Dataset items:
◆ ◆ ◆ ◆

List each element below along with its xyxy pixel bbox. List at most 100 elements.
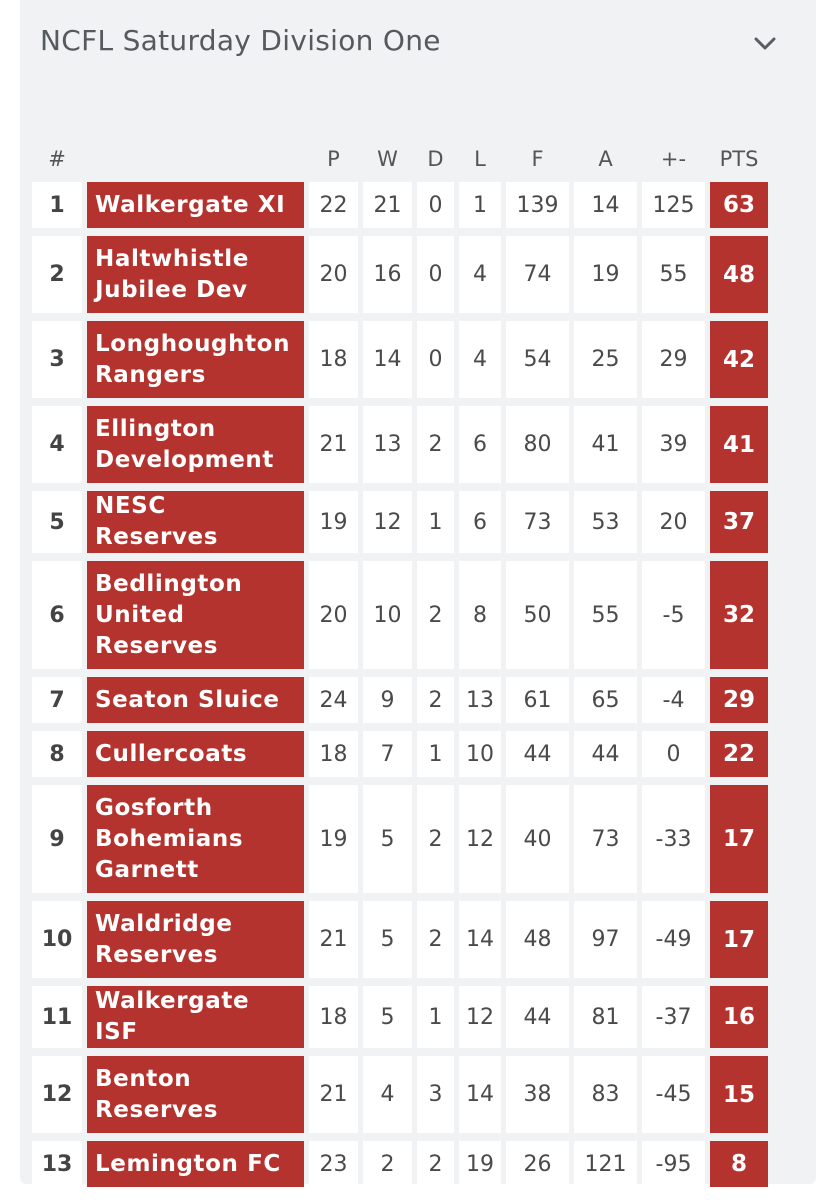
table-header-row: # P W D L F A +- PTS [32, 144, 768, 174]
col-header-goals-against: A [598, 147, 613, 171]
won-cell: 5 [363, 785, 412, 893]
table-row[interactable]: 12 Benton Reserves 21 4 3 14 38 83 -45 15 [32, 1056, 768, 1133]
chevron-down-icon[interactable] [752, 30, 778, 56]
table-row[interactable]: 11 Walkergate ISF 18 5 1 12 44 81 -37 16 [32, 986, 768, 1048]
table-row[interactable]: 2 Haltwhistle Jubilee Dev 20 16 0 4 74 19 55 48 [32, 236, 768, 313]
team-name-line: Jubilee Dev [95, 276, 248, 303]
team-cell[interactable]: Lemington FC [87, 1141, 304, 1187]
team-cell[interactable]: Walkergate ISF [87, 986, 304, 1048]
team-cell[interactable]: Bedlington United Reserves [87, 561, 304, 669]
lost-cell: 6 [459, 491, 501, 553]
team-cell[interactable]: Cullercoats [87, 731, 304, 777]
goals-against-cell: 25 [574, 321, 637, 398]
goals-against-cell: 14 [574, 182, 637, 228]
goal-difference-cell: -45 [642, 1056, 705, 1133]
league-title: NCFL Saturday Division One [40, 24, 441, 57]
goals-for-cell: 73 [506, 491, 569, 553]
table-row[interactable]: 3 Longhoughton Rangers 18 14 0 4 54 25 29 42 [32, 321, 768, 398]
goals-against-cell: 41 [574, 406, 637, 483]
won-cell: 4 [363, 1056, 412, 1133]
table-row[interactable]: 13 Lemington FC 23 2 2 19 26 121 -95 8 [32, 1141, 768, 1187]
team-cell[interactable]: Haltwhistle Jubilee Dev [87, 236, 304, 313]
lost-cell: 13 [459, 677, 501, 723]
drawn-cell: 1 [417, 986, 454, 1048]
team-cell[interactable]: NESC Reserves [87, 491, 304, 553]
col-header-goals-for: F [531, 147, 544, 171]
drawn-cell: 2 [417, 677, 454, 723]
position-cell: 11 [32, 986, 82, 1048]
drawn-cell: 1 [417, 491, 454, 553]
team-cell[interactable]: Gosforth Bohemians Garnett [87, 785, 304, 893]
table-row[interactable]: 8 Cullercoats 18 7 1 10 44 44 0 22 [32, 731, 768, 777]
played-cell: 18 [309, 731, 358, 777]
lost-cell: 12 [459, 785, 501, 893]
lost-cell: 4 [459, 321, 501, 398]
team-name-line: Walkergate XI [95, 191, 286, 218]
won-cell: 5 [363, 986, 412, 1048]
drawn-cell: 3 [417, 1056, 454, 1133]
table-row[interactable]: 6 Bedlington United Reserves 20 10 2 8 50 55 -5 32 [32, 561, 768, 669]
team-name-line: Benton [95, 1065, 192, 1092]
points-cell: 17 [710, 785, 768, 893]
lost-cell: 14 [459, 1056, 501, 1133]
played-cell: 21 [309, 901, 358, 978]
goals-for-cell: 80 [506, 406, 569, 483]
team-name-line: Waldridge [95, 910, 233, 937]
team-name-line: Cullercoats [95, 740, 248, 767]
table-row[interactable]: 5 NESC Reserves 19 12 1 6 73 53 20 37 [32, 491, 768, 553]
played-cell: 20 [309, 561, 358, 669]
team-name-line: NESC Reserves [95, 493, 219, 550]
position-cell: 13 [32, 1141, 82, 1187]
goals-against-cell: 81 [574, 986, 637, 1048]
won-cell: 2 [363, 1141, 412, 1187]
goals-for-cell: 44 [506, 731, 569, 777]
col-header-team [87, 144, 304, 174]
team-cell[interactable]: Benton Reserves [87, 1056, 304, 1133]
team-name-line: Gosforth [95, 794, 213, 821]
drawn-cell: 0 [417, 321, 454, 398]
won-cell: 9 [363, 677, 412, 723]
lost-cell: 1 [459, 182, 501, 228]
played-cell: 21 [309, 1056, 358, 1133]
points-cell: 22 [710, 731, 768, 777]
goals-against-cell: 55 [574, 561, 637, 669]
table-row[interactable]: 1 Walkergate XI 22 21 0 1 139 14 125 63 [32, 182, 768, 228]
goals-against-cell: 19 [574, 236, 637, 313]
col-header-position: # [48, 147, 66, 171]
won-cell: 13 [363, 406, 412, 483]
card-header[interactable]: NCFL Saturday Division One [20, 22, 796, 62]
team-name-line: Walkergate ISF [95, 988, 250, 1045]
table-row[interactable]: 7 Seaton Sluice 24 9 2 13 61 65 -4 29 [32, 677, 768, 723]
team-cell[interactable]: Waldridge Reserves [87, 901, 304, 978]
team-cell[interactable]: Ellington Development [87, 406, 304, 483]
col-header-won: W [377, 147, 398, 171]
won-cell: 21 [363, 182, 412, 228]
lost-cell: 10 [459, 731, 501, 777]
drawn-cell: 2 [417, 406, 454, 483]
points-cell: 8 [710, 1141, 768, 1187]
won-cell: 10 [363, 561, 412, 669]
team-name-line: Haltwhistle [95, 245, 249, 272]
team-cell[interactable]: Walkergate XI [87, 182, 304, 228]
played-cell: 19 [309, 785, 358, 893]
col-header-drawn: D [427, 147, 444, 171]
table-row[interactable]: 4 Ellington Development 21 13 2 6 80 41 39 41 [32, 406, 768, 483]
table-row[interactable]: 10 Waldridge Reserves 21 5 2 14 48 97 -49 17 [32, 901, 768, 978]
points-cell: 32 [710, 561, 768, 669]
position-cell: 5 [32, 491, 82, 553]
drawn-cell: 0 [417, 236, 454, 313]
won-cell: 7 [363, 731, 412, 777]
table-row[interactable]: 9 Gosforth Bohemians Garnett 19 5 2 12 40 73 -33 17 [32, 785, 768, 893]
goals-against-cell: 65 [574, 677, 637, 723]
goal-difference-cell: -49 [642, 901, 705, 978]
team-name-line: Seaton Sluice [95, 686, 280, 713]
team-cell[interactable]: Seaton Sluice [87, 677, 304, 723]
position-cell: 12 [32, 1056, 82, 1133]
won-cell: 5 [363, 901, 412, 978]
points-cell: 17 [710, 901, 768, 978]
points-cell: 37 [710, 491, 768, 553]
team-name-line: Bohemians [95, 825, 244, 852]
goals-against-cell: 97 [574, 901, 637, 978]
goals-for-cell: 26 [506, 1141, 569, 1187]
team-cell[interactable]: Longhoughton Rangers [87, 321, 304, 398]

◆ ◆ ◆ ◆

- Problem to solve
Turn the part of the records that opens with the line containing "table-header-row: # P" and closes with the line containing "drawn-cell: 1 [417, 491, 454, 553]" into a JSON list of strings. Give one string per line, leave out blank lines, and include both end lines.

- Exercise output
[
  "table-header-row: # P W D L F A +- PTS [32, 144, 768, 174]",
  "col-header-goals-against: A [598, 147, 613, 171]",
  "won-cell: 5 [363, 785, 412, 893]",
  "table-row[interactable]: 12 Benton Reserves 21 4 3 14 38 83 -45 15 [32, 1056, 768, 1133]",
  "chevron-down-icon[interactable] [752, 30, 778, 56]",
  "table-row[interactable]: 11 Walkergate ISF 18 5 1 12 44 81 -37 16 [32, 986, 768, 1048]",
  "table-row[interactable]: 2 Haltwhistle Jubilee Dev 20 16 0 4 74 19 55 48 [32, 236, 768, 313]",
  "team-name-line: Jubilee Dev [95, 276, 248, 303]",
  "team-cell[interactable]: Lemington FC [87, 1141, 304, 1187]",
  "team-cell[interactable]: Walkergate ISF [87, 986, 304, 1048]",
  "team-cell[interactable]: Bedlington United Reserves [87, 561, 304, 669]",
  "lost-cell: 6 [459, 491, 501, 553]",
  "team-cell[interactable]: Cullercoats [87, 731, 304, 777]",
  "goals-against-cell: 25 [574, 321, 637, 398]",
  "goals-against-cell: 14 [574, 182, 637, 228]",
  "goal-difference-cell: -45 [642, 1056, 705, 1133]",
  "league-title: NCFL Saturday Division One [40, 24, 441, 57]",
  "goals-for-cell: 73 [506, 491, 569, 553]",
  "table-row[interactable]: 3 Longhoughton Rangers 18 14 0 4 54 25 29 42 [32, 321, 768, 398]",
  "goals-against-cell: 41 [574, 406, 637, 483]",
  "won-cell: 4 [363, 1056, 412, 1133]",
  "table-row[interactable]: 13 Lemington FC 23 2 2 19 26 121 -95 8 [32, 1141, 768, 1187]",
  "team-cell[interactable]: Haltwhistle Jubilee Dev [87, 236, 304, 313]",
  "lost-cell: 13 [459, 677, 501, 723]",
  "drawn-cell: 1 [417, 986, 454, 1048]",
  "team-cell[interactable]: NESC Reserves [87, 491, 304, 553]",
  "col-header-goals-for: F [531, 147, 544, 171]",
  "drawn-cell: 2 [417, 677, 454, 723]",
  "position-cell: 11 [32, 986, 82, 1048]",
  "drawn-cell: 1 [417, 491, 454, 553]"
]